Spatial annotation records
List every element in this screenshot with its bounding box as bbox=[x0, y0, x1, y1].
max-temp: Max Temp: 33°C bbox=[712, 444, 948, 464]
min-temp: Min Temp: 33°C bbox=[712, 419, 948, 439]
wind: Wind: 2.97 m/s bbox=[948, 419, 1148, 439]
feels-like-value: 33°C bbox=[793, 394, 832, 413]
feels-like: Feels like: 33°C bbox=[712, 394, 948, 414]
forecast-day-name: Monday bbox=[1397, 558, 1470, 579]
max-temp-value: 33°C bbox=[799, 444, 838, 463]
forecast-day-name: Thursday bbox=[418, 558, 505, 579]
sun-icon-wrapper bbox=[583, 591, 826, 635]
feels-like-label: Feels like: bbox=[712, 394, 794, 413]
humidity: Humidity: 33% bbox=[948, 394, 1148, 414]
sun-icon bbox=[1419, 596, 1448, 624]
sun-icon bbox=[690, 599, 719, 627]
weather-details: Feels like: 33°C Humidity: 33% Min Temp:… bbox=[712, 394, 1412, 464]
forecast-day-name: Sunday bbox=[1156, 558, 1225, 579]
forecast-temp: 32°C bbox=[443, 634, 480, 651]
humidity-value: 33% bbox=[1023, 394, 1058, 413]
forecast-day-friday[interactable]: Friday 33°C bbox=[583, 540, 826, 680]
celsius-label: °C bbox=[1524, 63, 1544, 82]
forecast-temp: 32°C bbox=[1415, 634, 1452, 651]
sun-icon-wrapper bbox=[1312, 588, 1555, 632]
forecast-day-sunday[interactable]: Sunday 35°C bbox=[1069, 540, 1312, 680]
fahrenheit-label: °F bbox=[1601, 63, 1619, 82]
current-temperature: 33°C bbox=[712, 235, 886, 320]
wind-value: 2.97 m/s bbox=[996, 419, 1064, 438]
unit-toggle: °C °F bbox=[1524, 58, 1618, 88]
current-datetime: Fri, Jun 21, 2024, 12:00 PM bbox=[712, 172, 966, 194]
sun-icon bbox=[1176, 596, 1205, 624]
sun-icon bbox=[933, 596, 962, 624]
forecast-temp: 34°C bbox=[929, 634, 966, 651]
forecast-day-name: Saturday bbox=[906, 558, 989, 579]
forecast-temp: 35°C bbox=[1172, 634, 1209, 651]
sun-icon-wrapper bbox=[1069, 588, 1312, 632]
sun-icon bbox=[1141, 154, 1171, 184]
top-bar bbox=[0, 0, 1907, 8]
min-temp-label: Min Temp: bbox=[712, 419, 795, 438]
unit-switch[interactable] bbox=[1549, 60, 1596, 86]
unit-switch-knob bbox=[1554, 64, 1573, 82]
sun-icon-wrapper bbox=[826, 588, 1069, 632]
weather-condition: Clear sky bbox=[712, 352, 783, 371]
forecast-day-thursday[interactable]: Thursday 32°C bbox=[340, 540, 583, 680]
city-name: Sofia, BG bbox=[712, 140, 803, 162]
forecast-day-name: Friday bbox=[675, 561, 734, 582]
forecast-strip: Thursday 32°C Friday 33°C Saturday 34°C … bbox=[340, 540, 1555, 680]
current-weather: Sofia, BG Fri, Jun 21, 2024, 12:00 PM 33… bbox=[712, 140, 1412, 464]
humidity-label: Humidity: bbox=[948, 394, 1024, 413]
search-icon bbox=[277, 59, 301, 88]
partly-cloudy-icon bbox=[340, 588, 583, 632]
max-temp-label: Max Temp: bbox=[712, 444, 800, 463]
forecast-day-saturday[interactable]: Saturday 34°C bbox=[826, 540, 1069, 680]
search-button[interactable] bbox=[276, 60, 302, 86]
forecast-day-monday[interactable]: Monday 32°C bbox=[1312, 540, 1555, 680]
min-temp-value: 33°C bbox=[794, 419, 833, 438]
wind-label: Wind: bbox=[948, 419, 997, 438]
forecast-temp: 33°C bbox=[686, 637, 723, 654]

## TO DO
Rewrite all of the records above, changing every "sun-icon-wrapper" to "icon-holder" and keeping everything else the same.

## SOLUTION TO THIS TASK
List every element in this screenshot with its bounding box as bbox=[x0, y0, x1, y1].
max-temp: Max Temp: 33°C bbox=[712, 444, 948, 464]
min-temp: Min Temp: 33°C bbox=[712, 419, 948, 439]
wind: Wind: 2.97 m/s bbox=[948, 419, 1148, 439]
feels-like-value: 33°C bbox=[793, 394, 832, 413]
feels-like: Feels like: 33°C bbox=[712, 394, 948, 414]
forecast-day-name: Monday bbox=[1397, 558, 1470, 579]
max-temp-value: 33°C bbox=[799, 444, 838, 463]
forecast-day-name: Thursday bbox=[418, 558, 505, 579]
icon-holder bbox=[583, 591, 826, 635]
feels-like-label: Feels like: bbox=[712, 394, 794, 413]
humidity: Humidity: 33% bbox=[948, 394, 1148, 414]
sun-icon bbox=[1419, 596, 1448, 624]
sun-icon bbox=[690, 599, 719, 627]
weather-details: Feels like: 33°C Humidity: 33% Min Temp:… bbox=[712, 394, 1412, 464]
forecast-day-name: Sunday bbox=[1156, 558, 1225, 579]
forecast-temp: 32°C bbox=[443, 634, 480, 651]
humidity-value: 33% bbox=[1023, 394, 1058, 413]
forecast-day-friday[interactable]: Friday 33°C bbox=[583, 540, 826, 680]
celsius-label: °C bbox=[1524, 63, 1544, 82]
forecast-temp: 32°C bbox=[1415, 634, 1452, 651]
icon-holder bbox=[1312, 588, 1555, 632]
forecast-day-sunday[interactable]: Sunday 35°C bbox=[1069, 540, 1312, 680]
fahrenheit-label: °F bbox=[1601, 63, 1619, 82]
current-temperature: 33°C bbox=[712, 235, 886, 320]
wind-value: 2.97 m/s bbox=[996, 419, 1064, 438]
unit-toggle: °C °F bbox=[1524, 58, 1618, 88]
current-datetime: Fri, Jun 21, 2024, 12:00 PM bbox=[712, 172, 966, 194]
sun-icon bbox=[1176, 596, 1205, 624]
sun-icon bbox=[933, 596, 962, 624]
forecast-temp: 34°C bbox=[929, 634, 966, 651]
forecast-day-name: Saturday bbox=[906, 558, 989, 579]
forecast-temp: 35°C bbox=[1172, 634, 1209, 651]
icon-holder bbox=[1069, 588, 1312, 632]
sun-icon bbox=[1141, 154, 1171, 184]
top-bar bbox=[0, 0, 1907, 8]
min-temp-label: Min Temp: bbox=[712, 419, 795, 438]
unit-switch[interactable] bbox=[1549, 60, 1596, 86]
unit-switch-knob bbox=[1554, 64, 1573, 82]
icon-holder bbox=[826, 588, 1069, 632]
weather-condition: Clear sky bbox=[712, 352, 783, 371]
forecast-day-thursday[interactable]: Thursday 32°C bbox=[340, 540, 583, 680]
city-name: Sofia, BG bbox=[712, 140, 803, 162]
forecast-day-name: Friday bbox=[675, 561, 734, 582]
forecast-strip: Thursday 32°C Friday 33°C Saturday 34°C … bbox=[340, 540, 1555, 680]
current-weather: Sofia, BG Fri, Jun 21, 2024, 12:00 PM 33… bbox=[712, 140, 1412, 464]
humidity-label: Humidity: bbox=[948, 394, 1024, 413]
search-icon bbox=[277, 59, 301, 88]
partly-cloudy-icon bbox=[340, 588, 583, 632]
max-temp-label: Max Temp: bbox=[712, 444, 800, 463]
forecast-day-saturday[interactable]: Saturday 34°C bbox=[826, 540, 1069, 680]
search-button[interactable] bbox=[276, 60, 302, 86]
forecast-day-monday[interactable]: Monday 32°C bbox=[1312, 540, 1555, 680]
min-temp-value: 33°C bbox=[794, 419, 833, 438]
wind-label: Wind: bbox=[948, 419, 997, 438]
forecast-temp: 33°C bbox=[686, 637, 723, 654]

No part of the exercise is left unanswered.